WRITTEN EXERCISE: Recast the records as a numbered list, covering the lines from the very first one through the line that contains "column-header: 含量: [137, 90, 194, 117]", both included, and skip any blank lines.
>> start RECORDS SUPPLIED
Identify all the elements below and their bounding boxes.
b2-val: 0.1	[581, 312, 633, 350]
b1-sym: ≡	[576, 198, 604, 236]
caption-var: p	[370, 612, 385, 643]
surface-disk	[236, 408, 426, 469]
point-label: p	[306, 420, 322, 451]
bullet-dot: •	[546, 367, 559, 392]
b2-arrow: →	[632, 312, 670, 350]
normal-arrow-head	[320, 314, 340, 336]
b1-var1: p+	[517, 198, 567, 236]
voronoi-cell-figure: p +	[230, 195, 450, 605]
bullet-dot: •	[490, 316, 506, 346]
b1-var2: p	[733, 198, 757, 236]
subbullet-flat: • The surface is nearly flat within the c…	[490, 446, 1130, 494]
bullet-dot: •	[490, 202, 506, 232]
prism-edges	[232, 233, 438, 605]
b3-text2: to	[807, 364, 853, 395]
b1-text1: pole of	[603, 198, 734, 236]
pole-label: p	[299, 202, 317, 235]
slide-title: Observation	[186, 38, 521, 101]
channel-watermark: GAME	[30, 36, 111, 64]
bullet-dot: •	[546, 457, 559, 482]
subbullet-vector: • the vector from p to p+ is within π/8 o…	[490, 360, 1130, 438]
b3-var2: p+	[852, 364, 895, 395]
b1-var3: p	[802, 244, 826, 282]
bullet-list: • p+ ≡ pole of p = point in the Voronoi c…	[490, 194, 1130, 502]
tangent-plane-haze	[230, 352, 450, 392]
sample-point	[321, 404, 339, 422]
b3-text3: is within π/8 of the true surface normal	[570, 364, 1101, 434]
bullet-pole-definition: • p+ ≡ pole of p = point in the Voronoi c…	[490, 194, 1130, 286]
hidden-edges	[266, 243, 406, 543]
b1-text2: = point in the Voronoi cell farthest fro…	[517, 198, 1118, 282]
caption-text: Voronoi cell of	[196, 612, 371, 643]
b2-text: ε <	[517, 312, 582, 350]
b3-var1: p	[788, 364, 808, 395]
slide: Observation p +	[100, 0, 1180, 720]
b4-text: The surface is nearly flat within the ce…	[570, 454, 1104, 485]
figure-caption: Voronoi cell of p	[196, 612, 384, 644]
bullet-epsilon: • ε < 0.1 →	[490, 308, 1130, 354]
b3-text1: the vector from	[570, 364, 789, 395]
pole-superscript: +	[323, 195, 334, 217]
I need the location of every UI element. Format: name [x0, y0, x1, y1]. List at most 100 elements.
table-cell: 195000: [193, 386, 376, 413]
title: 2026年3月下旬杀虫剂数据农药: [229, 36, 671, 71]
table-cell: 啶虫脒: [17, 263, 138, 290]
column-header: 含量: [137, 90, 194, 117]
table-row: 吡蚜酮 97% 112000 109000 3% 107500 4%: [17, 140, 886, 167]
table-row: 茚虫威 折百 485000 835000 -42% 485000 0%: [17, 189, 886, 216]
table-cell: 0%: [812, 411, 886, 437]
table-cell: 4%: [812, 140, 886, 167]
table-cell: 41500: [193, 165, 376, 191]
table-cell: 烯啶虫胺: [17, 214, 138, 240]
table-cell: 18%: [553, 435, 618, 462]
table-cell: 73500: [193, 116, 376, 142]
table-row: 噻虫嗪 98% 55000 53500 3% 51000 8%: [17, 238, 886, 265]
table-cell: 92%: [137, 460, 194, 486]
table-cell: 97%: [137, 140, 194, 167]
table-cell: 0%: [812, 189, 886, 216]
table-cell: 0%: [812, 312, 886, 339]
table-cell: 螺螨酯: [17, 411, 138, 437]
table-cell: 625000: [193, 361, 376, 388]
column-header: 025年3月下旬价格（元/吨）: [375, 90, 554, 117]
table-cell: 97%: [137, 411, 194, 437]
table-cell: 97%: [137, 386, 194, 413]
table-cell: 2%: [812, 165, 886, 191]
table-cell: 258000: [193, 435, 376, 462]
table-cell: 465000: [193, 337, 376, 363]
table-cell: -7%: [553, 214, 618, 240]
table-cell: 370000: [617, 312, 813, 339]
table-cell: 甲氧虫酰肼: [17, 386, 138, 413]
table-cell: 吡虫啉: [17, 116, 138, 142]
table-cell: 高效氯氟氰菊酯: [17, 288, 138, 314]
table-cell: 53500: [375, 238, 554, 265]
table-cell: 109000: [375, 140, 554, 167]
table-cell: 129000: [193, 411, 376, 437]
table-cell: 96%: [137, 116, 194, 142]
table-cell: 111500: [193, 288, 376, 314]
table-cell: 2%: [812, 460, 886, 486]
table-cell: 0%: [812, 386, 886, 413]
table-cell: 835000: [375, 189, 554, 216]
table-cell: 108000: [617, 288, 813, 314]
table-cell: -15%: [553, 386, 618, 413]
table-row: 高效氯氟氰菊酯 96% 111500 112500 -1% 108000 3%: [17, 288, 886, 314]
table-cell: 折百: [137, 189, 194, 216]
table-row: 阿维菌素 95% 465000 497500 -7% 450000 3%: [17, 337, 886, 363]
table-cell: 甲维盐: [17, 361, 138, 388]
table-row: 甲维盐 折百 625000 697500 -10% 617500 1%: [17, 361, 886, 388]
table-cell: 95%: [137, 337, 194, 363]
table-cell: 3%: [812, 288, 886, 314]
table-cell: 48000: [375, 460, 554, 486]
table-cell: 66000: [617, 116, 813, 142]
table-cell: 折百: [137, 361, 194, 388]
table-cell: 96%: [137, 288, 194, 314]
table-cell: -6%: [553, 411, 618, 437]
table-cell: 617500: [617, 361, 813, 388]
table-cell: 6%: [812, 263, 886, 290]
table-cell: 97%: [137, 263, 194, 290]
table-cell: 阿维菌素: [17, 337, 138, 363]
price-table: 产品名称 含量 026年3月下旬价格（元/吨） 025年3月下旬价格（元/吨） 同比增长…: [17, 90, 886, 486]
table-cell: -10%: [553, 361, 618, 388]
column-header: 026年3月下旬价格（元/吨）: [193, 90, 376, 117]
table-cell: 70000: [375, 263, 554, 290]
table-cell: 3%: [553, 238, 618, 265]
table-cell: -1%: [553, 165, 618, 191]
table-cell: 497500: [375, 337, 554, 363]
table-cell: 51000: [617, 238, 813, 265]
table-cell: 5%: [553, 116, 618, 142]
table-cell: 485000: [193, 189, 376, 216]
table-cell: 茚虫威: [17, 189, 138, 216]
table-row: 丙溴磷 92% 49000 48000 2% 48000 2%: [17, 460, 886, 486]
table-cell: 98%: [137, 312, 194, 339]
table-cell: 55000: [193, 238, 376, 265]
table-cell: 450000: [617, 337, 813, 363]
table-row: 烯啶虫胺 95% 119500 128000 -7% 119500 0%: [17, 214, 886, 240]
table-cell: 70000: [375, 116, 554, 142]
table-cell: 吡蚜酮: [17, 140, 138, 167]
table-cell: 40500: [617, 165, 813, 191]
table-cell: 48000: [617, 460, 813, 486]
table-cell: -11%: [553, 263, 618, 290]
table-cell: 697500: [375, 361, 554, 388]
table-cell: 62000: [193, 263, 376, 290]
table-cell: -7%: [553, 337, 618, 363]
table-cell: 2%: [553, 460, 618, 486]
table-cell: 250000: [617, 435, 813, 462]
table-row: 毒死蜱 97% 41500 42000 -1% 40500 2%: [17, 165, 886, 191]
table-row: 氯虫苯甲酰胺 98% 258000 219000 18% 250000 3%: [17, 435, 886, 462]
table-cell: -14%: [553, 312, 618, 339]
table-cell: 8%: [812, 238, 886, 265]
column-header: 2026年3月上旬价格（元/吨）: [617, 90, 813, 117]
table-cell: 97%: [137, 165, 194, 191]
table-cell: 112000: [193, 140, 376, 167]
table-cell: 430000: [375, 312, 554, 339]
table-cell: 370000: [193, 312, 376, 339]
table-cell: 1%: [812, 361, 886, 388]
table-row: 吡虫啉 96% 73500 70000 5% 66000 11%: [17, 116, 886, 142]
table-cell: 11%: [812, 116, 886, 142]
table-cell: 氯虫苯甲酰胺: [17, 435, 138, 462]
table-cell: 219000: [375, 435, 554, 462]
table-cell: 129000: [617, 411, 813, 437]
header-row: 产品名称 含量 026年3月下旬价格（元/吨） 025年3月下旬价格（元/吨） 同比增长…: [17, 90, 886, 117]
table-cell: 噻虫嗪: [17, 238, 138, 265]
>> end RECORDS SUPPLIED
WORKED ANSWER:
1. Identify all the elements below and their bounding boxes.
2. b2-val: 0.1	[581, 312, 633, 350]
3. b1-sym: ≡	[576, 198, 604, 236]
4. caption-var: p	[370, 612, 385, 643]
5. surface-disk	[236, 408, 426, 469]
6. point-label: p	[306, 420, 322, 451]
7. bullet-dot: •	[546, 367, 559, 392]
8. b2-arrow: →	[632, 312, 670, 350]
9. normal-arrow-head	[320, 314, 340, 336]
10. b1-var1: p+	[517, 198, 567, 236]
11. voronoi-cell-figure: p +	[230, 195, 450, 605]
12. bullet-dot: •	[490, 316, 506, 346]
13. b1-var2: p	[733, 198, 757, 236]
14. subbullet-flat: • The surface is nearly flat within the c…	[490, 446, 1130, 494]
15. bullet-dot: •	[490, 202, 506, 232]
16. prism-edges	[232, 233, 438, 605]
17. b3-text2: to	[807, 364, 853, 395]
18. b1-text1: pole of	[603, 198, 734, 236]
19. pole-label: p	[299, 202, 317, 235]
20. slide-title: Observation	[186, 38, 521, 101]
21. channel-watermark: GAME	[30, 36, 111, 64]
22. bullet-dot: •	[546, 457, 559, 482]
23. subbullet-vector: • the vector from p to p+ is within π/8 o…	[490, 360, 1130, 438]
24. b3-var2: p+	[852, 364, 895, 395]
25. b1-var3: p	[802, 244, 826, 282]
26. bullet-list: • p+ ≡ pole of p = point in the Voronoi c…	[490, 194, 1130, 502]
27. tangent-plane-haze	[230, 352, 450, 392]
28. sample-point	[321, 404, 339, 422]
29. b3-text3: is within π/8 of the true surface normal	[570, 364, 1101, 434]
30. bullet-pole-definition: • p+ ≡ pole of p = point in the Voronoi c…	[490, 194, 1130, 286]
31. hidden-edges	[266, 243, 406, 543]
32. b1-text2: = point in the Voronoi cell farthest fro…	[517, 198, 1118, 282]
33. caption-text: Voronoi cell of	[196, 612, 371, 643]
34. b2-text: ε <	[517, 312, 582, 350]
35. b3-var1: p	[788, 364, 808, 395]
36. slide: Observation p +	[100, 0, 1180, 720]
37. b4-text: The surface is nearly flat within the ce…	[570, 454, 1104, 485]
38. figure-caption: Voronoi cell of p	[196, 612, 384, 644]
39. bullet-epsilon: • ε < 0.1 →	[490, 308, 1130, 354]
40. b3-text1: the vector from	[570, 364, 789, 395]
41. pole-superscript: +	[323, 195, 334, 217]
42. I need the location of every UI element. Format: name [x0, y0, x1, y1]. List at most 100 elements.
43. table-cell: 195000: [193, 386, 376, 413]
44. title: 2026年3月下旬杀虫剂数据农药: [229, 36, 671, 71]
45. table-cell: 啶虫脒: [17, 263, 138, 290]
46. column-header: 含量: [137, 90, 194, 117]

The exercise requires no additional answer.